▶ [EXERCISE MATERIAL]
________________________________________

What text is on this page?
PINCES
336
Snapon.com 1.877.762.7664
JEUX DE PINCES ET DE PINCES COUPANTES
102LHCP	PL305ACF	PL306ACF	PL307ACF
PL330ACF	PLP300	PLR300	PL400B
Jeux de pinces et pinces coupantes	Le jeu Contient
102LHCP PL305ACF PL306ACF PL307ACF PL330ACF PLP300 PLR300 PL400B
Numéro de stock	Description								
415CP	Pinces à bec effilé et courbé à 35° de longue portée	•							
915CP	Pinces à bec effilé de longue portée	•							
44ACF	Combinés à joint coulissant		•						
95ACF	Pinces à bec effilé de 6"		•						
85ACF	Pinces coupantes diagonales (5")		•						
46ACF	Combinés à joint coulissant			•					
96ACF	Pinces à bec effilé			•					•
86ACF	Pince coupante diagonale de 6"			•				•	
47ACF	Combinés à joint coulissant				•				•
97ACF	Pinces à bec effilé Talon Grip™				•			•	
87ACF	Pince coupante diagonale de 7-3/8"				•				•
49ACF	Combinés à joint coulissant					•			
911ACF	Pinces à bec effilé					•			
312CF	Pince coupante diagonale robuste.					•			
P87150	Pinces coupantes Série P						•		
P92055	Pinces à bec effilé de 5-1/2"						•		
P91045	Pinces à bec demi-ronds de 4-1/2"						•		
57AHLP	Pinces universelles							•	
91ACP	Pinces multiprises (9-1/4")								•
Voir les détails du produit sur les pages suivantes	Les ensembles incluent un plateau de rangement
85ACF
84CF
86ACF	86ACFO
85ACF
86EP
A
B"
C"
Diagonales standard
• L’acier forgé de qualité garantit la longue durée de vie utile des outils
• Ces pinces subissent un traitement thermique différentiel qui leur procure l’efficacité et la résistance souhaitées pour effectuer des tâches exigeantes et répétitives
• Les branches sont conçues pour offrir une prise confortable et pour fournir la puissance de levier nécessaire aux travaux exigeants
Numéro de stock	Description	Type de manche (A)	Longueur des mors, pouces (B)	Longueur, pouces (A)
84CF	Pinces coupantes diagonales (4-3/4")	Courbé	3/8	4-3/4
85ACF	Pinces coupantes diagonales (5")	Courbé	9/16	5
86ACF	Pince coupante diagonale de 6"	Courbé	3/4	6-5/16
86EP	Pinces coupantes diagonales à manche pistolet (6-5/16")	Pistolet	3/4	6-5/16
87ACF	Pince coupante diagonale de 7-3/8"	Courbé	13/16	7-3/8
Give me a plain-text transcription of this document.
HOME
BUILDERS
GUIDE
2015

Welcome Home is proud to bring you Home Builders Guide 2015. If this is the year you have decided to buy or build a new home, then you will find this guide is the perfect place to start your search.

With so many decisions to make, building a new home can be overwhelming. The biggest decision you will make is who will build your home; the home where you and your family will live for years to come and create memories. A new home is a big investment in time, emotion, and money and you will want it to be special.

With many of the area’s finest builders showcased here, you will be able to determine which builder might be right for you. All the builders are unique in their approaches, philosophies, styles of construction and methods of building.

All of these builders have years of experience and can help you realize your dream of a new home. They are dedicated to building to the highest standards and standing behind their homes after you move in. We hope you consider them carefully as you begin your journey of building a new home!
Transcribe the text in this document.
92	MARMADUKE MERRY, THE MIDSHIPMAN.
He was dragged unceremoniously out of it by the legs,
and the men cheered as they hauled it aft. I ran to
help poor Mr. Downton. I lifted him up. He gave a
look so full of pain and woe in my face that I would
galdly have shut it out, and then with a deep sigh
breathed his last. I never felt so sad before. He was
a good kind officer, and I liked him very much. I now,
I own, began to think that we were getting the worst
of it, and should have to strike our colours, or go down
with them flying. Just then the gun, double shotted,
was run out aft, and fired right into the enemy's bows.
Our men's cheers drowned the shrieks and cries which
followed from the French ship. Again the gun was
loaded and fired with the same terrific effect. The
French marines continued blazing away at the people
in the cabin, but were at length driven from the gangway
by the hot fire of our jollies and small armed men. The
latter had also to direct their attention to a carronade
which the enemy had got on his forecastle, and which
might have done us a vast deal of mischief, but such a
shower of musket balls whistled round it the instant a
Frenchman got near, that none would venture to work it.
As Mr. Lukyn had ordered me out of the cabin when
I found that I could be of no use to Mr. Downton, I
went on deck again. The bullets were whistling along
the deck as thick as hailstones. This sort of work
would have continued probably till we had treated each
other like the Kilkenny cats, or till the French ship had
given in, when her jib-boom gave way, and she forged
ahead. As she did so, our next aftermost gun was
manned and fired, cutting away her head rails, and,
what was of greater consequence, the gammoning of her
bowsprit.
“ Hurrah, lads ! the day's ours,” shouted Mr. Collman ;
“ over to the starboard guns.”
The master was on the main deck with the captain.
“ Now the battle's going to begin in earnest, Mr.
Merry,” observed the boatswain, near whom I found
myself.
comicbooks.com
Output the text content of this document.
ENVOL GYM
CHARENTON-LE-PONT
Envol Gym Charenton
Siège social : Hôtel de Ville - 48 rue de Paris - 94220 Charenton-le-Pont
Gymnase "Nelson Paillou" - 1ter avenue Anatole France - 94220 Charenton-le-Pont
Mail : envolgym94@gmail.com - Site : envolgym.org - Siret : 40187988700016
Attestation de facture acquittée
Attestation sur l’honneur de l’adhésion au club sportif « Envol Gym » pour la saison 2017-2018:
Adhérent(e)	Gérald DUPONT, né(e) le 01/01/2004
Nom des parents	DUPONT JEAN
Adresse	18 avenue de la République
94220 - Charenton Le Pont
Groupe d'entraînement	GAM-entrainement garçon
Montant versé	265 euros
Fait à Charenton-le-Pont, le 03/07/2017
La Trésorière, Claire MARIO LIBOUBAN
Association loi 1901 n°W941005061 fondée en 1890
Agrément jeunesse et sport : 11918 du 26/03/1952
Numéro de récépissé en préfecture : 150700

________________________________________

▶ [SHORT TASK] Extract the whole listing, character for character.

▶ [RESPONSE FOR THIS EXERCISE]
What text is on this page?
PINCES
336
Snapon.com 1.877.762.7664
JEUX DE PINCES ET DE PINCES COUPANTES
102LHCP	PL305ACF	PL306ACF	PL307ACF
PL330ACF	PLP300	PLR300	PL400B
Jeux de pinces et pinces coupantes	Le jeu Contient
102LHCP PL305ACF PL306ACF PL307ACF PL330ACF PLP300 PLR300 PL400B
Numéro de stock	Description								
415CP	Pinces à bec effilé et courbé à 35° de longue portée	•							
915CP	Pinces à bec effilé de longue portée	•							
44ACF	Combinés à joint coulissant		•						
95ACF	Pinces à bec effilé de 6"		•						
85ACF	Pinces coupantes diagonales (5")		•						
46ACF	Combinés à joint coulissant			•					
96ACF	Pinces à bec effilé			•					•
86ACF	Pince coupante diagonale de 6"			•				•	
47ACF	Combinés à joint coulissant				•				•
97ACF	Pinces à bec effilé Talon Grip™				•			•	
87ACF	Pince coupante diagonale de 7-3/8"				•				•
49ACF	Combinés à joint coulissant					•			
911ACF	Pinces à bec effilé					•			
312CF	Pince coupante diagonale robuste.					•			
P87150	Pinces coupantes Série P						•		
P92055	Pinces à bec effilé de 5-1/2"						•		
P91045	Pinces à bec demi-ronds de 4-1/2"						•		
57AHLP	Pinces universelles							•	
91ACP	Pinces multiprises (9-1/4")								•
Voir les détails du produit sur les pages suivantes	Les ensembles incluent un plateau de rangement
85ACF
84CF
86ACF	86ACFO
85ACF
86EP
A
B"
C"
Diagonales standard
• L’acier forgé de qualité garantit la longue durée de vie utile des outils
• Ces pinces subissent un traitement thermique différentiel qui leur procure l’efficacité et la résistance souhaitées pour effectuer des tâches exigeantes et répétitives
• Les branches sont conçues pour offrir une prise confortable et pour fournir la puissance de levier nécessaire aux travaux exigeants
Numéro de stock	Description	Type de manche (A)	Longueur des mors, pouces (B)	Longueur, pouces (A)
84CF	Pinces coupantes diagonales (4-3/4")	Courbé	3/8	4-3/4
85ACF	Pinces coupantes diagonales (5")	Courbé	9/16	5
86ACF	Pince coupante diagonale de 6"	Courbé	3/4	6-5/16
86EP	Pinces coupantes diagonales à manche pistolet (6-5/16")	Pistolet	3/4	6-5/16
87ACF	Pince coupante diagonale de 7-3/8"	Courbé	13/16	7-3/8
Give me a plain-text transcription of this document.
HOME
BUILDERS
GUIDE
2015

Welcome Home is proud to bring you Home Builders Guide 2015. If this is the year you have decided to buy or build a new home, then you will find this guide is the perfect place to start your search.

With so many decisions to make, building a new home can be overwhelming. The biggest decision you will make is who will build your home; the home where you and your family will live for years to come and create memories. A new home is a big investment in time, emotion, and money and you will want it to be special.

With many of the area’s finest builders showcased here, you will be able to determine which builder might be right for you. All the builders are unique in their approaches, philosophies, styles of construction and methods of building.

All of these builders have years of experience and can help you realize your dream of a new home. They are dedicated to building to the highest standards and standing behind their homes after you move in. We hope you consider them carefully as you begin your journey of building a new home!
Transcribe the text in this document.
92	MARMADUKE MERRY, THE MIDSHIPMAN.
He was dragged unceremoniously out of it by the legs,
and the men cheered as they hauled it aft. I ran to
help poor Mr. Downton. I lifted him up. He gave a
look so full of pain and woe in my face that I would
galdly have shut it out, and then with a deep sigh
breathed his last. I never felt so sad before. He was
a good kind officer, and I liked him very much. I now,
I own, began to think that we were getting the worst
of it, and should have to strike our colours, or go down
with them flying. Just then the gun, double shotted,
was run out aft, and fired right into the enemy's bows.
Our men's cheers drowned the shrieks and cries which
followed from the French ship. Again the gun was
loaded and fired with the same terrific effect. The
French marines continued blazing away at the people
in the cabin, but were at length driven from the gangway
by the hot fire of our jollies and small armed men. The
latter had also to direct their attention to a carronade
which the enemy had got on his forecastle, and which
might have done us a vast deal of mischief, but such a
shower of musket balls whistled round it the instant a
Frenchman got near, that none would venture to work it.
As Mr. Lukyn had ordered me out of the cabin when
I found that I could be of no use to Mr. Downton, I
went on deck again. The bullets were whistling along
the deck as thick as hailstones. This sort of work
would have continued probably till we had treated each
other like the Kilkenny cats, or till the French ship had
given in, when her jib-boom gave way, and she forged
ahead. As she did so, our next aftermost gun was
manned and fired, cutting away her head rails, and,
what was of greater consequence, the gammoning of her
bowsprit.
“ Hurrah, lads ! the day's ours,” shouted Mr. Collman ;
“ over to the starboard guns.”
The master was on the main deck with the captain.
“ Now the battle's going to begin in earnest, Mr.
Merry,” observed the boatswain, near whom I found
myself.
comicbooks.com
Output the text content of this document.
ENVOL GYM
CHARENTON-LE-PONT
Envol Gym Charenton
Siège social : Hôtel de Ville - 48 rue de Paris - 94220 Charenton-le-Pont
Gymnase "Nelson Paillou" - 1ter avenue Anatole France - 94220 Charenton-le-Pont
Mail : envolgym94@gmail.com - Site : envolgym.org - Siret : 40187988700016
Attestation de facture acquittée
Attestation sur l’honneur de l’adhésion au club sportif « Envol Gym » pour la saison 2017-2018:
Adhérent(e)	Gérald DUPONT, né(e) le 01/01/2004
Nom des parents	DUPONT JEAN
Adresse	18 avenue de la République
94220 - Charenton Le Pont
Groupe d'entraînement	GAM-entrainement garçon
Montant versé	265 euros
Fait à Charenton-le-Pont, le 03/07/2017
La Trésorière, Claire MARIO LIBOUBAN
Association loi 1901 n°W941005061 fondée en 1890
Agrément jeunesse et sport : 11918 du 26/03/1952
Numéro de récépissé en préfecture : 150700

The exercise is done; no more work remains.